╭─ DATA PROVIDED

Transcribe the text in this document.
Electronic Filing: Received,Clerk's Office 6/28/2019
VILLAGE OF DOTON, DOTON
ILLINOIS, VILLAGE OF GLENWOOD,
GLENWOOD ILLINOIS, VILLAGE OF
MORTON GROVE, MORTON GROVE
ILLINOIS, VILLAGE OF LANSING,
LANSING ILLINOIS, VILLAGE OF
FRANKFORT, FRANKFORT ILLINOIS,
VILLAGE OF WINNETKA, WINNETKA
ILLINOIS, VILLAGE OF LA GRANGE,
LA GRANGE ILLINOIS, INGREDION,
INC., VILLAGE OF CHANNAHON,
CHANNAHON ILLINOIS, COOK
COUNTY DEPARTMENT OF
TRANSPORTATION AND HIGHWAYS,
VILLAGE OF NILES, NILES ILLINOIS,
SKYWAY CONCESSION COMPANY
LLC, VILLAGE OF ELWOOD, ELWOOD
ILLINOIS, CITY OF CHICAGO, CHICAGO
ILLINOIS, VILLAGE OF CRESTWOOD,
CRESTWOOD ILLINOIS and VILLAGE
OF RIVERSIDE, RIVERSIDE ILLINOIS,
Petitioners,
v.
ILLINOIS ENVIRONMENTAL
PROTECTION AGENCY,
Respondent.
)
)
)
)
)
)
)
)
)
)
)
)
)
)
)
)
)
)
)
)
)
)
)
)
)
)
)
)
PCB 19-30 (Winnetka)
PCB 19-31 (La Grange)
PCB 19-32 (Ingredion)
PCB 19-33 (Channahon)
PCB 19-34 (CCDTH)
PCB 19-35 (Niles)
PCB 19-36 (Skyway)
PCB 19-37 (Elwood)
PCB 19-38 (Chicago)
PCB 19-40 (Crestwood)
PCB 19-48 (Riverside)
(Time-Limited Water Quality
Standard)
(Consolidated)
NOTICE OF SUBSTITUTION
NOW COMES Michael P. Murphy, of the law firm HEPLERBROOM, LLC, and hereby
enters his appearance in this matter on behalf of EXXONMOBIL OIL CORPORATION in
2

╰─

### DIRECTION
Which lines include the word "this"? List them all.

### THE RESPONSE
Transcribe the text in this document.
enters his appearance in this matter on behalf of EXXONMOBIL OIL CORPORATION in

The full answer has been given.